--- Page extract ---
——

LAZURITON NANO BIOTECHNOLOGY (U.S.A.) INC. AND SUBSIDIARY
NOTES TO CONDENSED CONSOLIDATED FINANCIAL STATEMENTS
(UNAUDITED)
NOTE 1. NATURE OF OPERATIONS AND SUMMARY OF ACCOUNTING POLICIES
Organization
Lazuriton Nano Biotechnology (U.S.A.) Inc., a company in the developmental stage (the “Company”), was incorporated on June 2, 2015 in the State of Nevada. The Company has conducted limited business operations and had no revenues from operations since its inception. The Company’s business plan is to market and distribute Nano fertilizers products.
On March 9, 2020, Lazuriton Co., Ltd, a wholly-owned subsidiary was established in the Republic of China, Taiwan. The subsidiary was established for business operations in Taiwan.
Going Concern
These condensed consolidated financial statements were prepared on the basis of accounting principles applicable to going concern, which assumes the realization of assets and discharge of liabilities in the normal course of business. As shown in the accompanying condensed consolidated financial statements, the Company has incurred net loss $32,291 for the nine months ended September 30, 2020 and net loss of $52,325 for the nine months ended September 30, 2019, and had accumulated deficit of $560,827 and $528,536 as of September 30, 2020 and December 31, 2019, respectively.

——

--- Listed entries ---
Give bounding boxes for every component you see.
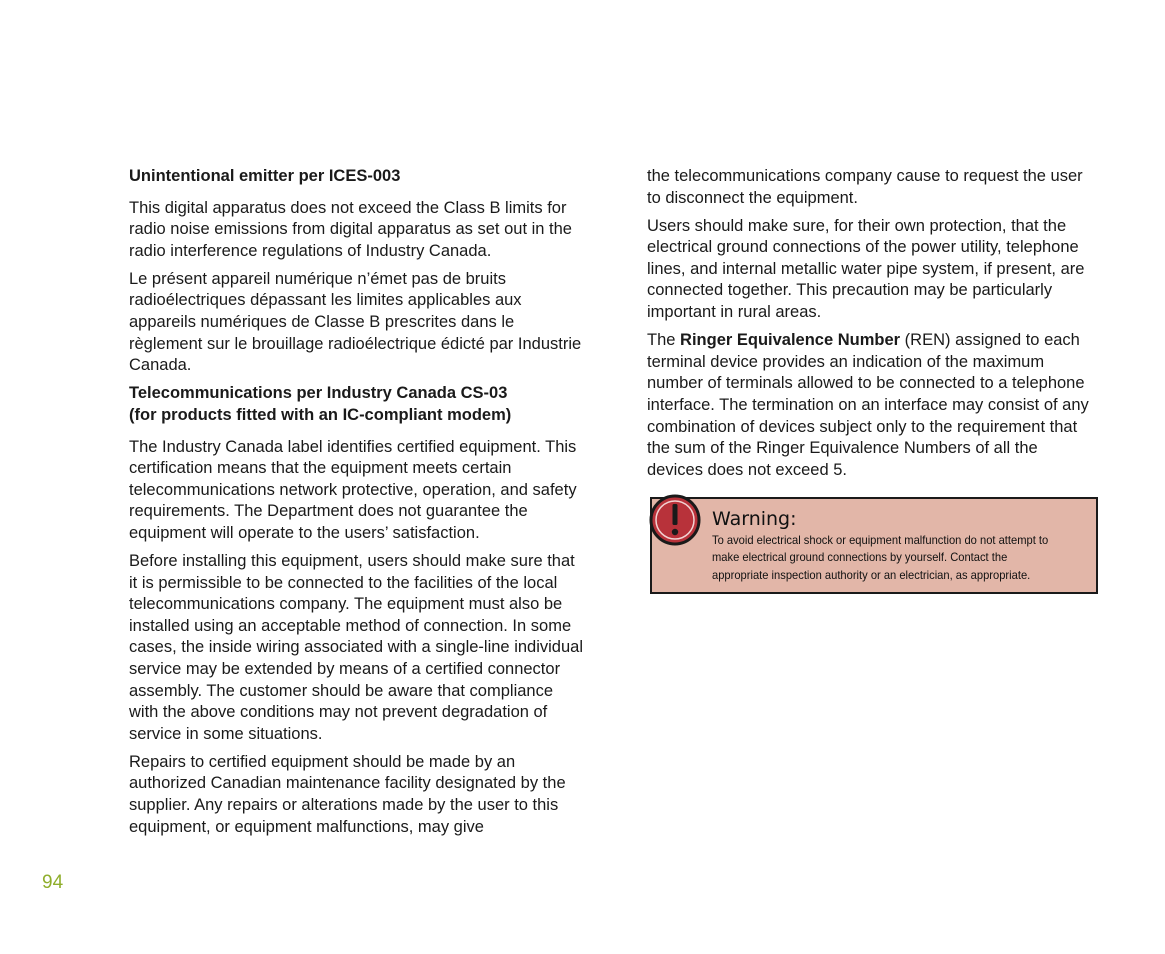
protection-paragraph: Users should make sure, for their own protection, that the electrical ground connections of the power utility, telephone lines, and internal metallic water pipe system, if present, are connected together. This precaution may be particularly important in rural areas. [647,216,1085,322]
ren-term: Ringer Equivalence Number [680,331,901,350]
warning-box [650,497,1098,594]
right-column [647,166,1097,488]
ren-rest: (REN) assigned to each terminal device provides an indication of the maximum number of terminals allowed to be connected to a telephone interface. The termination on an interface may consist of any combination of devices subject only to the requirement that the sum of the Ringer Equivalence Numbers of all the devices does not exceed 5. [647,331,1089,479]
ren-paragraph [647,330,1097,481]
label-paragraph: The Industry Canada label identifies certified equipment. This certification means that the equipment meets certain telecommunications network protective, operation, and safety requirements. The Department does not guarantee the equipment will operate to the users’ satisfaction. [129,437,577,542]
warning-title: Warning: [712,508,797,530]
ices-heading: Unintentional emitter per ICES-003 [129,167,401,185]
page-number: 94 [42,872,64,893]
exclamation-icon [648,493,702,547]
ices-english-paragraph: This digital apparatus does not exceed the Class B limits for radio noise emissions from digital apparatus as set out in the radio interference regulations of Industry Canada. [129,198,572,260]
ren-prefix: The [647,331,681,350]
ices-french-paragraph: Le présent appareil numérique n’émet pas de bruits radioélectriques dépassant les limites applicables aux appareils numériques de Classe B prescrites dans le règlement sur le brouillage radioélectrique édicté par Industrie Canada. [129,269,582,375]
repairs-paragraph: Repairs to certified equipment should be made by an authorized Canadian maintenance facility designated by the supplier. Any repairs or alterations made by the user to this equipment, or equipment malfunctions, may give [129,752,566,836]
warning-text: To avoid electrical shock or equipment malfunction do not attempt to make electrical ground connections by yourself. Contact the appropriate inspection authority or an electrician, as appropriate. [712,533,1049,582]
telecom-heading-line2: (for products fitted with an IC-compliant modem) [129,405,512,424]
telecom-heading-line1: Telecommunications per Industry Canada CS-03 [129,384,508,403]
left-column [129,166,583,845]
continuation-paragraph: the telecommunications company cause to request the user to disconnect the equipment. [647,167,1083,207]
installing-paragraph: Before installing this equipment, users should make sure that it is permissible to be connected to the facilities of the local telecommunications company. The equipment must also be installed using an acceptable method of connection. In some cases, the inside wiring associated with a single-line individual service may be extended by means of a certified connector assembly. The customer should be aware that compliance with the above conditions may not prevent degradation of service in some situations. [129,552,583,743]
telecom-heading [129,383,583,426]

——

--- What you have to do ---
Rewrite the part of the financial statement notes that opens with the words containing "NOTE 1. NATURE" and closes with "operations in Taiwan.", substituting "Delaware" for "Nevada".

--- Correct answer ---
NOTE 1. NATURE OF OPERATIONS AND SUMMARY OF ACCOUNTING POLICIES
Organization
Lazuriton Nano Biotechnology (U.S.A.) Inc., a company in the developmental stage (the “Company”), was incorporated on June 2, 2015 in the State of Delaware. The Company has conducted limited business operations and had no revenues from operations since its inception. The Company’s business plan is to market and distribute Nano fertilizers products.
On March 9, 2020, Lazuriton Co., Ltd, a wholly-owned subsidiary was established in the Republic of China, Taiwan. The subsidiary was established for business operations in Taiwan.